▸ REQUIRED WORK
Below are records to be output exactly, every one of them.
═════ SUPPLIED RECORDS
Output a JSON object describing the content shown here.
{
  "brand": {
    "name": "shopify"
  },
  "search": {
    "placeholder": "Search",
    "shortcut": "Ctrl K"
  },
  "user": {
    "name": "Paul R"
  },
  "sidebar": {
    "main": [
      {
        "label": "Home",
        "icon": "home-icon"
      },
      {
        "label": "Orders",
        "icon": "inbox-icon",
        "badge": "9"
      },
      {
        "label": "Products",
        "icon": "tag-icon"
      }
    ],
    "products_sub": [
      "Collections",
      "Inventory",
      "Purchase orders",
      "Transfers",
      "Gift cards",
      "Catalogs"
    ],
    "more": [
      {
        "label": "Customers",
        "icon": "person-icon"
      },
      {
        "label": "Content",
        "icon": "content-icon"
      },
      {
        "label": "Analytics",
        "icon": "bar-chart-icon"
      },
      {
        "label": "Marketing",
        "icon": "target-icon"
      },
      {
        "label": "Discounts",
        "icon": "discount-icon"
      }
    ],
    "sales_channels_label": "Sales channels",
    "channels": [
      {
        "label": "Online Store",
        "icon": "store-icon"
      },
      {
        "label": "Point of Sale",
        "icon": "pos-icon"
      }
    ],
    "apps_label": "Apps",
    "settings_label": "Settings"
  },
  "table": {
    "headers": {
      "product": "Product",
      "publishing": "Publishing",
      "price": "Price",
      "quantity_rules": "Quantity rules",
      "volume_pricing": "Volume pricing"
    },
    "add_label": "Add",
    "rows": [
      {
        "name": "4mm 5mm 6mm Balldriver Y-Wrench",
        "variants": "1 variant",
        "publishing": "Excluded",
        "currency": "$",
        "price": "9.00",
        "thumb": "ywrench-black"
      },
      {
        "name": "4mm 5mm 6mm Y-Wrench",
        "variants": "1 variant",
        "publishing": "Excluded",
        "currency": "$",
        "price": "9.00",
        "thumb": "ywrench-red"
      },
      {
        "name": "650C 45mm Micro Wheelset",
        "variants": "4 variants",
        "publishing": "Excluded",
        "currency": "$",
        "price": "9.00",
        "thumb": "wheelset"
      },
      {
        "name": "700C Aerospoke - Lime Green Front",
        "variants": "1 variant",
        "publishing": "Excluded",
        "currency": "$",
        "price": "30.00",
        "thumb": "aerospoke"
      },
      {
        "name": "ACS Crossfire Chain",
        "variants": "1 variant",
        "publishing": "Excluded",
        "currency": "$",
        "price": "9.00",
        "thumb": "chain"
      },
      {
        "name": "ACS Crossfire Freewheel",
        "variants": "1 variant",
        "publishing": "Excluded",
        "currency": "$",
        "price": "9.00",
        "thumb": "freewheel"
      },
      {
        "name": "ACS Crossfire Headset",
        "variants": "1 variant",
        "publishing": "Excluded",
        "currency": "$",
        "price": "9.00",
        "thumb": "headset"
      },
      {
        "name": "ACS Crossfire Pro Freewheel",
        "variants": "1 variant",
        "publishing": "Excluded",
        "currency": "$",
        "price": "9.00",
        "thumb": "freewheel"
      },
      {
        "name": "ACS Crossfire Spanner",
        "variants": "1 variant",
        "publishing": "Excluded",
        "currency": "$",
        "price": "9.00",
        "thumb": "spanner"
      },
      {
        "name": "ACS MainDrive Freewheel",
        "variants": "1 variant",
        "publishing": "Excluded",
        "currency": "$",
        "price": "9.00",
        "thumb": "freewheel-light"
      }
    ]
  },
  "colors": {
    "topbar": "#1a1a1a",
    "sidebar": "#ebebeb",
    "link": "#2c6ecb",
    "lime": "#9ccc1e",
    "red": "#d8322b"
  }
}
══════════
▸ CORRECT RESPONSE
Output a JSON object describing the content shown here.
{
  "brand": {
    "name": "shopify"
  },
  "search": {
    "placeholder": "Search",
    "shortcut": "Ctrl K"
  },
  "user": {
    "name": "Paul R"
  },
  "sidebar": {
    "main": [
      {
        "label": "Home",
        "icon": "home-icon"
      },
      {
        "label": "Orders",
        "icon": "inbox-icon",
        "badge": "9"
      },
      {
        "label": "Products",
        "icon": "tag-icon"
      }
    ],
    "products_sub": [
      "Collections",
      "Inventory",
      "Purchase orders",
      "Transfers",
      "Gift cards",
      "Catalogs"
    ],
    "more": [
      {
        "label": "Customers",
        "icon": "person-icon"
      },
      {
        "label": "Content",
        "icon": "content-icon"
      },
      {
        "label": "Analytics",
        "icon": "bar-chart-icon"
      },
      {
        "label": "Marketing",
        "icon": "target-icon"
      },
      {
        "label": "Discounts",
        "icon": "discount-icon"
      }
    ],
    "sales_channels_label": "Sales channels",
    "channels": [
      {
        "label": "Online Store",
        "icon": "store-icon"
      },
      {
        "label": "Point of Sale",
        "icon": "pos-icon"
      }
    ],
    "apps_label": "Apps",
    "settings_label": "Settings"
  },
  "table": {
    "headers": {
      "product": "Product",
      "publishing": "Publishing",
      "price": "Price",
      "quantity_rules": "Quantity rules",
      "volume_pricing": "Volume pricing"
    },
    "add_label": "Add",
    "rows": [
      {
        "name": "4mm 5mm 6mm Balldriver Y-Wrench",
        "variants": "1 variant",
        "publishing": "Excluded",
        "currency": "$",
        "price": "9.00",
        "thumb": "ywrench-black"
      },
      {
        "name": "4mm 5mm 6mm Y-Wrench",
        "variants": "1 variant",
        "publishing": "Excluded",
        "currency": "$",
        "price": "9.00",
        "thumb": "ywrench-red"
      },
      {
        "name": "650C 45mm Micro Wheelset",
        "variants": "4 variants",
        "publishing": "Excluded",
        "currency": "$",
        "price": "9.00",
        "thumb": "wheelset"
      },
      {
        "name": "700C Aerospoke - Lime Green Front",
        "variants": "1 variant",
        "publishing": "Excluded",
        "currency": "$",
        "price": "30.00",
        "thumb": "aerospoke"
      },
      {
        "name": "ACS Crossfire Chain",
        "variants": "1 variant",
        "publishing": "Excluded",
        "currency": "$",
        "price": "9.00",
        "thumb": "chain"
      },
      {
        "name": "ACS Crossfire Freewheel",
        "variants": "1 variant",
        "publishing": "Excluded",
        "currency": "$",
        "price": "9.00",
        "thumb": "freewheel"
      },
      {
        "name": "ACS Crossfire Headset",
        "variants": "1 variant",
        "publishing": "Excluded",
        "currency": "$",
        "price": "9.00",
        "thumb": "headset"
      },
      {
        "name": "ACS Crossfire Pro Freewheel",
        "variants": "1 variant",
        "publishing": "Excluded",
        "currency": "$",
        "price": "9.00",
        "thumb": "freewheel"
      },
      {
        "name": "ACS Crossfire Spanner",
        "variants": "1 variant",
        "publishing": "Excluded",
        "currency": "$",
        "price": "9.00",
        "thumb": "spanner"
      },
      {
        "name": "ACS MainDrive Freewheel",
        "variants": "1 variant",
        "publishing": "Excluded",
        "currency": "$",
        "price": "9.00",
        "thumb": "freewheel-light"
      }
    ]
  },
  "colors": {
    "topbar": "#1a1a1a",
    "sidebar": "#ebebeb",
    "link": "#2c6ecb",
    "lime": "#9ccc1e",
    "red": "#d8322b"
  }
}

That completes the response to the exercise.